— Begin RECORDED DATA —
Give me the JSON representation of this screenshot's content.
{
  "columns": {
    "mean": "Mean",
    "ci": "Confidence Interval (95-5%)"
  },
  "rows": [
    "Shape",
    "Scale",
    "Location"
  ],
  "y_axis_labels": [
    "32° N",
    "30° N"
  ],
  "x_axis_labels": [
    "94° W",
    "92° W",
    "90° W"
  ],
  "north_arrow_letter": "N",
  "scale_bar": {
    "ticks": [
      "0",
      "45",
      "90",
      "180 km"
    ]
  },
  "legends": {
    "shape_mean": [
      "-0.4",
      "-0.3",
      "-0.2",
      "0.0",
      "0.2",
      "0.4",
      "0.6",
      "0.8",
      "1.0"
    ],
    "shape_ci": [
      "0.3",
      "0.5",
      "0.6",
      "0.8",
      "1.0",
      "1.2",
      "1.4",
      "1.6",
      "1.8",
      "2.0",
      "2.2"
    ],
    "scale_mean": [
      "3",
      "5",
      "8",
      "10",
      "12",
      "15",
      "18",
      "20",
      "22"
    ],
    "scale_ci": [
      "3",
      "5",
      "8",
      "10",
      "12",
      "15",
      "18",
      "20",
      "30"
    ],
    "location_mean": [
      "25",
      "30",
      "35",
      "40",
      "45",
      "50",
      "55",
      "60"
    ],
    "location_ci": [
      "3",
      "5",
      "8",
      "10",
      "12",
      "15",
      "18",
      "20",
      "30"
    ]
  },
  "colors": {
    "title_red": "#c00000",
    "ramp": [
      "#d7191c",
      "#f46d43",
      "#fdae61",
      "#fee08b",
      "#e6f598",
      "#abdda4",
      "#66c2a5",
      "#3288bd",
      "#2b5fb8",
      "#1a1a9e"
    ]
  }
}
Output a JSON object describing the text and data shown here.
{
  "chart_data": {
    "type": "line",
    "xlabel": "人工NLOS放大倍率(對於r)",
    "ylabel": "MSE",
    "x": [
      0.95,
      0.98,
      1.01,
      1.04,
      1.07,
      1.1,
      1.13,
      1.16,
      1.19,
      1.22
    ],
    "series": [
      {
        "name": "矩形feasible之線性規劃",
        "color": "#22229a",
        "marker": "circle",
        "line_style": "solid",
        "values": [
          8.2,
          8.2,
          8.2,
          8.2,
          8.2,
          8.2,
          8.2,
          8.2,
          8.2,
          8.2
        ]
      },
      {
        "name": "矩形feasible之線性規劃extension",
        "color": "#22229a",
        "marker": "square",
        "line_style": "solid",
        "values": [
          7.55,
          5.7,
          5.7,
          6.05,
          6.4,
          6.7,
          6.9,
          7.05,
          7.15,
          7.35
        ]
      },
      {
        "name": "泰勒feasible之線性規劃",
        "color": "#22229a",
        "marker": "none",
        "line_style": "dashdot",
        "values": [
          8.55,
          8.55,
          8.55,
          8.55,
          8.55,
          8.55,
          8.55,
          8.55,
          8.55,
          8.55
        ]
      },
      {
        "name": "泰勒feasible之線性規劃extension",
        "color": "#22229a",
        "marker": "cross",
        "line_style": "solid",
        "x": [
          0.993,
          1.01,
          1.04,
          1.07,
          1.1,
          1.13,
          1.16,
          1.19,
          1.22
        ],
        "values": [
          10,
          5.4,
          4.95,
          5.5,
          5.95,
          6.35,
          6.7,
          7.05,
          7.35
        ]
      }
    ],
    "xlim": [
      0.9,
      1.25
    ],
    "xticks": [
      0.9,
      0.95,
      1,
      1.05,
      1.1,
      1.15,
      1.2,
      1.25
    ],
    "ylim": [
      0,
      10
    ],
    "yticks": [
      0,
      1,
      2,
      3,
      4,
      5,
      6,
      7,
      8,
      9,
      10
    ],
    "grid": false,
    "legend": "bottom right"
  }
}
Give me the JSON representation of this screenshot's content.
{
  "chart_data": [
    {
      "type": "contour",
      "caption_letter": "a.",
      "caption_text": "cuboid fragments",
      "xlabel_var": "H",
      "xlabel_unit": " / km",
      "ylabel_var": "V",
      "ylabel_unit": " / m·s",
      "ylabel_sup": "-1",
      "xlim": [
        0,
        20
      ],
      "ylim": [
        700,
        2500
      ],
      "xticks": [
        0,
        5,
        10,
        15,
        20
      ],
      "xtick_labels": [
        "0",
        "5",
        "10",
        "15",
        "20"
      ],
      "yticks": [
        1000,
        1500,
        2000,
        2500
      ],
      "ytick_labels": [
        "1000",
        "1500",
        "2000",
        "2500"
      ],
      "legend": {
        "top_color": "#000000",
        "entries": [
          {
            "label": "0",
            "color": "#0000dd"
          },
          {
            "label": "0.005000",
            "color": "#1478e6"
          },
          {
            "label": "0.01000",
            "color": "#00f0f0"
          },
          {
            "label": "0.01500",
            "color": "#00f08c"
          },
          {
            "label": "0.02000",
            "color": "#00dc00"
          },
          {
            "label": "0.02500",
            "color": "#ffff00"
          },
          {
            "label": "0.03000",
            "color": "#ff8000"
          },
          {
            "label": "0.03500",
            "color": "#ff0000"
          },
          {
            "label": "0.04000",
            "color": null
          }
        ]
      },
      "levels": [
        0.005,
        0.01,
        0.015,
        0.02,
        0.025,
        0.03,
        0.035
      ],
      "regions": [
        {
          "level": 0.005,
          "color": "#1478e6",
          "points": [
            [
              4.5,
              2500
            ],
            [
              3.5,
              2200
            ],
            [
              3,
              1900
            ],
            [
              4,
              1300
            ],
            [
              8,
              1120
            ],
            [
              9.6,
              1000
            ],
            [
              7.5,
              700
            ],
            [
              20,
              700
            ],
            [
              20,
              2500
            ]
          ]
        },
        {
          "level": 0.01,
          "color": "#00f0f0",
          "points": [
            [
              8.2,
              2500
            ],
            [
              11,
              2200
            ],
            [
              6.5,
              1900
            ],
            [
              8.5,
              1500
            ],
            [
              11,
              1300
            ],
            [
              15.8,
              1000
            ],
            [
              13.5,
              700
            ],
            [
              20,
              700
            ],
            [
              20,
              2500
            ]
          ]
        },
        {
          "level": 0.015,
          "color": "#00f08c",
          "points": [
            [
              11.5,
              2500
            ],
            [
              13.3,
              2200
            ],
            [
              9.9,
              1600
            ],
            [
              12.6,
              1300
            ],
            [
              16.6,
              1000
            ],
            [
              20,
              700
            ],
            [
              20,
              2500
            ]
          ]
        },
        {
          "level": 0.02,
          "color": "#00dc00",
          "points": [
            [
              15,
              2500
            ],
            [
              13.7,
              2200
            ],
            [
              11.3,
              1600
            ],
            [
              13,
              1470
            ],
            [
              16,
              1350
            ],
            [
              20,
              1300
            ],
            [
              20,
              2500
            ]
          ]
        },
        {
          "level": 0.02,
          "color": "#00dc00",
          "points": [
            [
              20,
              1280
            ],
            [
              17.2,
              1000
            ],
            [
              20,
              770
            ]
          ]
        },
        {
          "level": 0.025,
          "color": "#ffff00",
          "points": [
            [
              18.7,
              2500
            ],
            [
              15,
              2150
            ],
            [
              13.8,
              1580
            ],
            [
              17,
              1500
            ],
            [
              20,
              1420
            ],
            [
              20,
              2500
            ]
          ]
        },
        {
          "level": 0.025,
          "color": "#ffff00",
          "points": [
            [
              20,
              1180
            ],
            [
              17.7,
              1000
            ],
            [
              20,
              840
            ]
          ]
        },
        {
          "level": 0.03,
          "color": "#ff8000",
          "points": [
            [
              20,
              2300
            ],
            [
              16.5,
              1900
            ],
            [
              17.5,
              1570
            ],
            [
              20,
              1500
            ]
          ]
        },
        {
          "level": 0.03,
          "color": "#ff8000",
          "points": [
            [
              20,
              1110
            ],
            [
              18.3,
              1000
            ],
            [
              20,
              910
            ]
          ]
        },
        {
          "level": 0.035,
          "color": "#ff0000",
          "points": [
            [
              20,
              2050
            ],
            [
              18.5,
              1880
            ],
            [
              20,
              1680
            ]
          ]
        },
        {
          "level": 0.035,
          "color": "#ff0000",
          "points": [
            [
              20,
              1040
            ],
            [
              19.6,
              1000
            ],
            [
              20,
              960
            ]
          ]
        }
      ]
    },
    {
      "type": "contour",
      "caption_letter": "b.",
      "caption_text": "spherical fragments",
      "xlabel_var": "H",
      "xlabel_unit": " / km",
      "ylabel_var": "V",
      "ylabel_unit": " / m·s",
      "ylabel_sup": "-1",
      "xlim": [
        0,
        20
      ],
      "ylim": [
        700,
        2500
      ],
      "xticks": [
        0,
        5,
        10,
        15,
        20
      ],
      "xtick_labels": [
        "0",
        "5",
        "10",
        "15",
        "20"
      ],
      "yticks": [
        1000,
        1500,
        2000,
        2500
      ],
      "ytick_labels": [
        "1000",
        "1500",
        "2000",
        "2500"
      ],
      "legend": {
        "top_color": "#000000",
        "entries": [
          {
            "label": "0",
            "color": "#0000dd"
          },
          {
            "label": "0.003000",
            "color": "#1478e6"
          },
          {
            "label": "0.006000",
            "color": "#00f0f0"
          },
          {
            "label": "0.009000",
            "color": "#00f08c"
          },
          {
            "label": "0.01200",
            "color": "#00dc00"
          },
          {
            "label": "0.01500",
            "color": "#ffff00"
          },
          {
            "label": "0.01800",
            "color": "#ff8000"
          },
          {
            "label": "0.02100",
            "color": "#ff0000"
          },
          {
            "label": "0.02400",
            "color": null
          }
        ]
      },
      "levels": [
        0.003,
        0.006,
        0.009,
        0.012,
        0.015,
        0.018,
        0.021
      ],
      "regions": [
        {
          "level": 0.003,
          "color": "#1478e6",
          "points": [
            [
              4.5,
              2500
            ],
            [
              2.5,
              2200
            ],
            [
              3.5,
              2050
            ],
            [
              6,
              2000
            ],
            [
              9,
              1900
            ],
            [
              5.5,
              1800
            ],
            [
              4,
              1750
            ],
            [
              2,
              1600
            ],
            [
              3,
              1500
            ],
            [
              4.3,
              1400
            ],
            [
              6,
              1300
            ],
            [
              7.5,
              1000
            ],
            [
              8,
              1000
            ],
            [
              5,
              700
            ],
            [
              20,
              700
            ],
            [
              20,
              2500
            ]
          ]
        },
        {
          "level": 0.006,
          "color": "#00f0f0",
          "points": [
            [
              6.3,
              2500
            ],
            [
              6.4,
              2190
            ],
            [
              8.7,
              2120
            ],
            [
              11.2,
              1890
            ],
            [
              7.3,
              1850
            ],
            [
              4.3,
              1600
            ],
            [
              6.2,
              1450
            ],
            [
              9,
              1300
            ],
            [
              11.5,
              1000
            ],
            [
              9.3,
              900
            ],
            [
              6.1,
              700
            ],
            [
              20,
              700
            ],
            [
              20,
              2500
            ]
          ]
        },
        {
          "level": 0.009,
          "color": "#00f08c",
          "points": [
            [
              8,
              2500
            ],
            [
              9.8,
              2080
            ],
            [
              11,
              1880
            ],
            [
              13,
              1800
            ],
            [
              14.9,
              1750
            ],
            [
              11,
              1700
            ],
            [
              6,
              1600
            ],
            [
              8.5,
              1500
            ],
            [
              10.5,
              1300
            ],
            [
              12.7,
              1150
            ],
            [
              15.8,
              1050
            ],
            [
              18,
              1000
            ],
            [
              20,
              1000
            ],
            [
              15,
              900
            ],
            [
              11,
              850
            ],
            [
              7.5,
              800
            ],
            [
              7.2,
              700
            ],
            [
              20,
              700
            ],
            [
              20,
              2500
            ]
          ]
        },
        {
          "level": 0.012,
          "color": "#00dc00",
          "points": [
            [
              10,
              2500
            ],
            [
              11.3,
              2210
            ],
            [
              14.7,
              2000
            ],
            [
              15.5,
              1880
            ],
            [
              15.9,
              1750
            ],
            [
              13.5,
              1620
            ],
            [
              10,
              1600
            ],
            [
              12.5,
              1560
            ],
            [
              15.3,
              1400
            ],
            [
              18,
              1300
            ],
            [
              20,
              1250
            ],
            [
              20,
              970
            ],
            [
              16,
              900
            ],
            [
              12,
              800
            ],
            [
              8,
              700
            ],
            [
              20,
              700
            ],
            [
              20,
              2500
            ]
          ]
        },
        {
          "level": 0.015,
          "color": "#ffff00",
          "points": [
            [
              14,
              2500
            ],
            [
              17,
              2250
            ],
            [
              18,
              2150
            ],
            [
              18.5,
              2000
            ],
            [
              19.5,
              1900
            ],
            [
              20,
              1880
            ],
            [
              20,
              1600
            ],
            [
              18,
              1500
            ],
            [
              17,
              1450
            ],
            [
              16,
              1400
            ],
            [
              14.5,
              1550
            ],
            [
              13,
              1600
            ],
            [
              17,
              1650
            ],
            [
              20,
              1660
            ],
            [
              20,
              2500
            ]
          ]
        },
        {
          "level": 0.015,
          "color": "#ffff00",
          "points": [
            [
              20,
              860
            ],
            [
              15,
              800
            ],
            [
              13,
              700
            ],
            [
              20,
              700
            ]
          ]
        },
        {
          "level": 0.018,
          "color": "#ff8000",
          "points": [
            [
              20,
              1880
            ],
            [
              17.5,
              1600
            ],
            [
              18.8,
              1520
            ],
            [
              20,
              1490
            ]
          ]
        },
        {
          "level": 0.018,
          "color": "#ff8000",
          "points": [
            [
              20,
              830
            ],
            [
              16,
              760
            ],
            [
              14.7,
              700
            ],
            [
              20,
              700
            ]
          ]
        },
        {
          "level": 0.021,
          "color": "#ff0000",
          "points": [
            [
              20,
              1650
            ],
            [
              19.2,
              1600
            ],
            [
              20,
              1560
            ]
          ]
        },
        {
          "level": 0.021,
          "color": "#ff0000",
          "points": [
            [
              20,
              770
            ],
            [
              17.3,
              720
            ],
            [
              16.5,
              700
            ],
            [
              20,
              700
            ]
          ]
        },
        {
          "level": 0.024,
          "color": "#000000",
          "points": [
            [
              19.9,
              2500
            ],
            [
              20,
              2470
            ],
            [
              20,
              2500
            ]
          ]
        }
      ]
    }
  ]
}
— End RECORDED DATA —
# THE PROBLEM
Count how many lines of the material hold the string "fragments". Give the number and nothing more.

# RESULT FOR THIS TASK
2